> **DATA LISTING**
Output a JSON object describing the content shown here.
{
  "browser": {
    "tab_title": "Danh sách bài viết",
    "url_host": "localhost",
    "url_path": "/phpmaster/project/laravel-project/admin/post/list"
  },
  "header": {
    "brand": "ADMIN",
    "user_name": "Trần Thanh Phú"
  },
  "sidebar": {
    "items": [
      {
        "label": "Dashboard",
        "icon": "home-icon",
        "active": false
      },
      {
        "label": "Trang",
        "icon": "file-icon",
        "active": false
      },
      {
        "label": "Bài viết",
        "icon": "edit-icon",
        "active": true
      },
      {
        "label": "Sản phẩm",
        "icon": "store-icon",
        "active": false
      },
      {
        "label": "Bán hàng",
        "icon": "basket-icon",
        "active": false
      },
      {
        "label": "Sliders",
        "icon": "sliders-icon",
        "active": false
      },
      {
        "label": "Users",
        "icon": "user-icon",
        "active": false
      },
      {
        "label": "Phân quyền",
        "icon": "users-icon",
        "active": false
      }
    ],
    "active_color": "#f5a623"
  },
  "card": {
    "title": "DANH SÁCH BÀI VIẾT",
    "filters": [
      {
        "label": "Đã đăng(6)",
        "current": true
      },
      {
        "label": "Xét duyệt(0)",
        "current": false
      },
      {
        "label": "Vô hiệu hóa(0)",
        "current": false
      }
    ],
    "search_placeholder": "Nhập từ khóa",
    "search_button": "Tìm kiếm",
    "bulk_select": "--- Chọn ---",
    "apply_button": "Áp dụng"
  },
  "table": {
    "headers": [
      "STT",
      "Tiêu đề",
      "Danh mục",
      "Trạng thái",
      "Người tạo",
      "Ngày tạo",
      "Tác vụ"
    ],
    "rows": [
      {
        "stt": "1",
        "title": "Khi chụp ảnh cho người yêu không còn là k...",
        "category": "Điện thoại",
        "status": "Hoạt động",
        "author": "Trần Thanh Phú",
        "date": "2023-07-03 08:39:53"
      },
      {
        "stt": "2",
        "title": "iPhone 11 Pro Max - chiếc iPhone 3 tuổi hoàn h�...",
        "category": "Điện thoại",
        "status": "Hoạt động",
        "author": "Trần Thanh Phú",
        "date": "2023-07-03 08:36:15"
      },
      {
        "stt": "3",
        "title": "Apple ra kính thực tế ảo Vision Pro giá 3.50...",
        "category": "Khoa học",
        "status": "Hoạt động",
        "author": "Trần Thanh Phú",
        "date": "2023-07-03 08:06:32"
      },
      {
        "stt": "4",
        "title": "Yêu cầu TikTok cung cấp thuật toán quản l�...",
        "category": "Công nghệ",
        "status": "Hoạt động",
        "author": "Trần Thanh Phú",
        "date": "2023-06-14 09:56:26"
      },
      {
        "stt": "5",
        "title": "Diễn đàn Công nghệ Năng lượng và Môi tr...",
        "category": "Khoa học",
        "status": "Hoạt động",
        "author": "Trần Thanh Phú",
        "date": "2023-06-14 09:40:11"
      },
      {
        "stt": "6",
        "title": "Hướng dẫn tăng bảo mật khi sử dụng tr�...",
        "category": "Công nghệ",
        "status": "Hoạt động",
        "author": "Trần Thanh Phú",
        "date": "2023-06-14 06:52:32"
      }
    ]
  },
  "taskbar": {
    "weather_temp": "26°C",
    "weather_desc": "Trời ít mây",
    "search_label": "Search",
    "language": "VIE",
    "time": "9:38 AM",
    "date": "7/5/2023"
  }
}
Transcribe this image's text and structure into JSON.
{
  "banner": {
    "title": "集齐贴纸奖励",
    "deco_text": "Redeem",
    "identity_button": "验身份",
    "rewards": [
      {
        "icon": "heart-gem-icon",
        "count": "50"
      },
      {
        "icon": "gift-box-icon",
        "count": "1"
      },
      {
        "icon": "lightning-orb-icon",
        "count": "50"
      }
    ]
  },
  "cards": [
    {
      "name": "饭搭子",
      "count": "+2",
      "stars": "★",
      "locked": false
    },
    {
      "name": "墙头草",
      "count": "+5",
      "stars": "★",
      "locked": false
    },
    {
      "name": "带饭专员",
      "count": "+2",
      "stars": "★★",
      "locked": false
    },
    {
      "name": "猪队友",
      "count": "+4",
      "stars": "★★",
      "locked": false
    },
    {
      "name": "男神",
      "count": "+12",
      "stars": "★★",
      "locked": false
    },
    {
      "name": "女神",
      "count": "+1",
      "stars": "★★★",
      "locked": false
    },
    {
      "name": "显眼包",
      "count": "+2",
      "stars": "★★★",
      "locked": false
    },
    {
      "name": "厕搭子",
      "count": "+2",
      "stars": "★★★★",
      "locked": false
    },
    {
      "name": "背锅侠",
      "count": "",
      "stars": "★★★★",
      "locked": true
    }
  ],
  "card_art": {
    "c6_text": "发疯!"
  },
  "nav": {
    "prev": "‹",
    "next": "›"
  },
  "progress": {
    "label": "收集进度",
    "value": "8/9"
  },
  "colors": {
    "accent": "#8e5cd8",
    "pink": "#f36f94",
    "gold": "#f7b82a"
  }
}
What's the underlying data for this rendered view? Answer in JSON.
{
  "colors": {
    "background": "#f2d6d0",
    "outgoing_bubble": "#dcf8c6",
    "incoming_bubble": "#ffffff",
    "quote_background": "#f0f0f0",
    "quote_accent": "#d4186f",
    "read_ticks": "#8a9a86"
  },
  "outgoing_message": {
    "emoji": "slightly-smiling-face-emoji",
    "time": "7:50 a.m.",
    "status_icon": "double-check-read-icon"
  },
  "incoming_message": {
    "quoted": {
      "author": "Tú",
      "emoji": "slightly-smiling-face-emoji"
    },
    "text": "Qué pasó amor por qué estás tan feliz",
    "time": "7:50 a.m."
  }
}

> **WHAT IS EXPECTED**
Set down the listing in full, keeping every word exactly as it is.

> **COMPLETE ANSWER**
Output a JSON object describing the content shown here.
{
  "browser": {
    "tab_title": "Danh sách bài viết",
    "url_host": "localhost",
    "url_path": "/phpmaster/project/laravel-project/admin/post/list"
  },
  "header": {
    "brand": "ADMIN",
    "user_name": "Trần Thanh Phú"
  },
  "sidebar": {
    "items": [
      {
        "label": "Dashboard",
        "icon": "home-icon",
        "active": false
      },
      {
        "label": "Trang",
        "icon": "file-icon",
        "active": false
      },
      {
        "label": "Bài viết",
        "icon": "edit-icon",
        "active": true
      },
      {
        "label": "Sản phẩm",
        "icon": "store-icon",
        "active": false
      },
      {
        "label": "Bán hàng",
        "icon": "basket-icon",
        "active": false
      },
      {
        "label": "Sliders",
        "icon": "sliders-icon",
        "active": false
      },
      {
        "label": "Users",
        "icon": "user-icon",
        "active": false
      },
      {
        "label": "Phân quyền",
        "icon": "users-icon",
        "active": false
      }
    ],
    "active_color": "#f5a623"
  },
  "card": {
    "title": "DANH SÁCH BÀI VIẾT",
    "filters": [
      {
        "label": "Đã đăng(6)",
        "current": true
      },
      {
        "label": "Xét duyệt(0)",
        "current": false
      },
      {
        "label": "Vô hiệu hóa(0)",
        "current": false
      }
    ],
    "search_placeholder": "Nhập từ khóa",
    "search_button": "Tìm kiếm",
    "bulk_select": "--- Chọn ---",
    "apply_button": "Áp dụng"
  },
  "table": {
    "headers": [
      "STT",
      "Tiêu đề",
      "Danh mục",
      "Trạng thái",
      "Người tạo",
      "Ngày tạo",
      "Tác vụ"
    ],
    "rows": [
      {
        "stt": "1",
        "title": "Khi chụp ảnh cho người yêu không còn là k...",
        "category": "Điện thoại",
        "status": "Hoạt động",
        "author": "Trần Thanh Phú",
        "date": "2023-07-03 08:39:53"
      },
      {
        "stt": "2",
        "title": "iPhone 11 Pro Max - chiếc iPhone 3 tuổi hoàn h�...",
        "category": "Điện thoại",
        "status": "Hoạt động",
        "author": "Trần Thanh Phú",
        "date": "2023-07-03 08:36:15"
      },
      {
        "stt": "3",
        "title": "Apple ra kính thực tế ảo Vision Pro giá 3.50...",
        "category": "Khoa học",
        "status": "Hoạt động",
        "author": "Trần Thanh Phú",
        "date": "2023-07-03 08:06:32"
      },
      {
        "stt": "4",
        "title": "Yêu cầu TikTok cung cấp thuật toán quản l�...",
        "category": "Công nghệ",
        "status": "Hoạt động",
        "author": "Trần Thanh Phú",
        "date": "2023-06-14 09:56:26"
      },
      {
        "stt": "5",
        "title": "Diễn đàn Công nghệ Năng lượng và Môi tr...",
        "category": "Khoa học",
        "status": "Hoạt động",
        "author": "Trần Thanh Phú",
        "date": "2023-06-14 09:40:11"
      },
      {
        "stt": "6",
        "title": "Hướng dẫn tăng bảo mật khi sử dụng tr�...",
        "category": "Công nghệ",
        "status": "Hoạt động",
        "author": "Trần Thanh Phú",
        "date": "2023-06-14 06:52:32"
      }
    ]
  },
  "taskbar": {
    "weather_temp": "26°C",
    "weather_desc": "Trời ít mây",
    "search_label": "Search",
    "language": "VIE",
    "time": "9:38 AM",
    "date": "7/5/2023"
  }
}
Transcribe this image's text and structure into JSON.
{
  "banner": {
    "title": "集齐贴纸奖励",
    "deco_text": "Redeem",
    "identity_button": "验身份",
    "rewards": [
      {
        "icon": "heart-gem-icon",
        "count": "50"
      },
      {
        "icon": "gift-box-icon",
        "count": "1"
      },
      {
        "icon": "lightning-orb-icon",
        "count": "50"
      }
    ]
  },
  "cards": [
    {
      "name": "饭搭子",
      "count": "+2",
      "stars": "★",
      "locked": false
    },
    {
      "name": "墙头草",
      "count": "+5",
      "stars": "★",
      "locked": false
    },
    {
      "name": "带饭专员",
      "count": "+2",
      "stars": "★★",
      "locked": false
    },
    {
      "name": "猪队友",
      "count": "+4",
      "stars": "★★",
      "locked": false
    },
    {
      "name": "男神",
      "count": "+12",
      "stars": "★★",
      "locked": false
    },
    {
      "name": "女神",
      "count": "+1",
      "stars": "★★★",
      "locked": false
    },
    {
      "name": "显眼包",
      "count": "+2",
      "stars": "★★★",
      "locked": false
    },
    {
      "name": "厕搭子",
      "count": "+2",
      "stars": "★★★★",
      "locked": false
    },
    {
      "name": "背锅侠",
      "count": "",
      "stars": "★★★★",
      "locked": true
    }
  ],
  "card_art": {
    "c6_text": "发疯!"
  },
  "nav": {
    "prev": "‹",
    "next": "›"
  },
  "progress": {
    "label": "收集进度",
    "value": "8/9"
  },
  "colors": {
    "accent": "#8e5cd8",
    "pink": "#f36f94",
    "gold": "#f7b82a"
  }
}
What's the underlying data for this rendered view? Answer in JSON.
{
  "colors": {
    "background": "#f2d6d0",
    "outgoing_bubble": "#dcf8c6",
    "incoming_bubble": "#ffffff",
    "quote_background": "#f0f0f0",
    "quote_accent": "#d4186f",
    "read_ticks": "#8a9a86"
  },
  "outgoing_message": {
    "emoji": "slightly-smiling-face-emoji",
    "time": "7:50 a.m.",
    "status_icon": "double-check-read-icon"
  },
  "incoming_message": {
    "quoted": {
      "author": "Tú",
      "emoji": "slightly-smiling-face-emoji"
    },
    "text": "Qué pasó amor por qué estás tan feliz",
    "time": "7:50 a.m."
  }
}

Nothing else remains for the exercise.